[PROVIDED DATA start]
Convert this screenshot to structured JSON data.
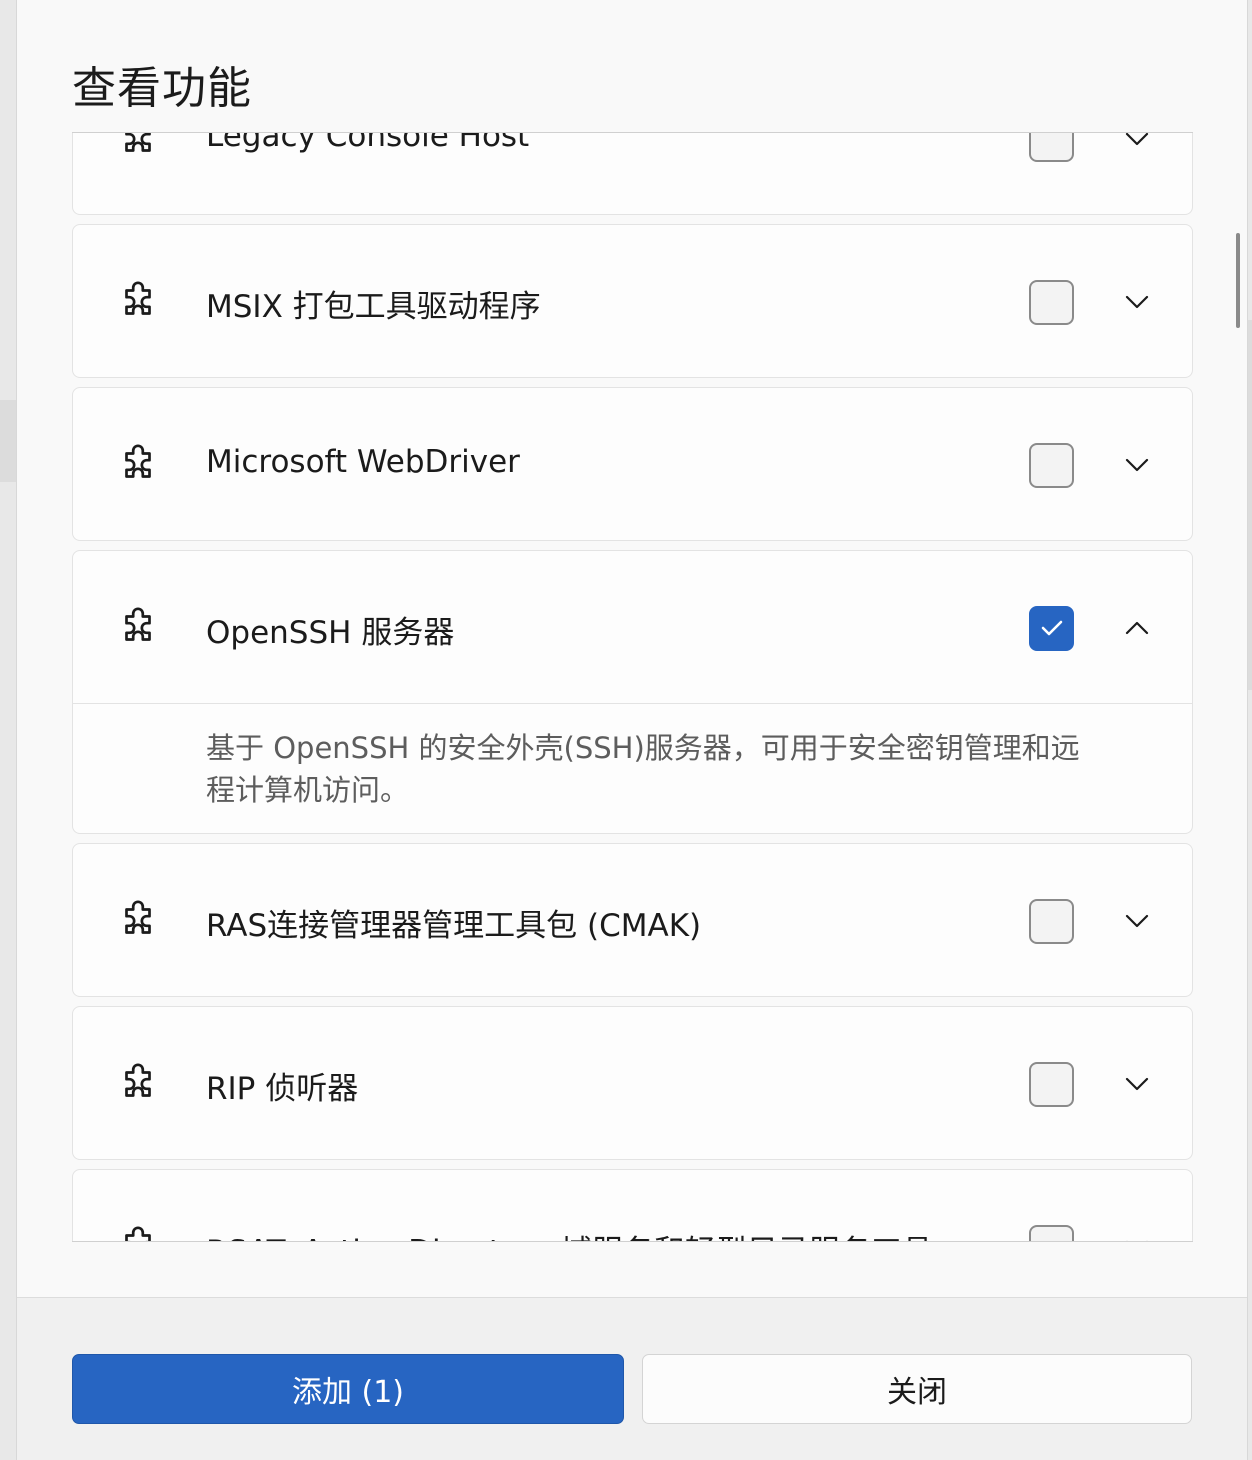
{
  "dialog": {
    "title": "查看功能"
  },
  "features": [
    {
      "name": "Legacy Console Host",
      "checked": false,
      "expanded": false
    },
    {
      "name": "MSIX 打包工具驱动程序",
      "checked": false,
      "expanded": false
    },
    {
      "name": "Microsoft WebDriver",
      "checked": false,
      "expanded": false
    },
    {
      "name": "OpenSSH 服务器",
      "checked": true,
      "expanded": true,
      "description": "基于 OpenSSH 的安全外壳(SSH)服务器，可用于安全密钥管理和远程计算机访问。"
    },
    {
      "name": "RAS连接管理器管理工具包 (CMAK)",
      "checked": false,
      "expanded": false
    },
    {
      "name": "RIP 侦听器",
      "checked": false,
      "expanded": false
    },
    {
      "name": "RSAT: Active Directory 域服务和轻型目录服务工具",
      "checked": false,
      "expanded": false
    }
  ],
  "footer": {
    "add_label": "添加 (1)",
    "close_label": "关闭"
  },
  "icons": {
    "feature": "puzzle-piece-icon",
    "expand": "chevron-down-icon",
    "collapse": "chevron-up-icon",
    "check": "checkmark-icon"
  },
  "colors": {
    "accent": "#2765c2",
    "background": "#f9f9f9",
    "card": "#fdfdfd",
    "description_text": "#5d5d5d"
  }
}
[PROVIDED DATA end]
● THE EXERCISE
Go through the listing above and list every line that has the word "OpenSSH".

● SOLUTION BELOW
      "name": "OpenSSH 服务器",
      "description": "基于 OpenSSH 的安全外壳(SSH)服务器，可用于安全密钥管理和远程计算机访问。"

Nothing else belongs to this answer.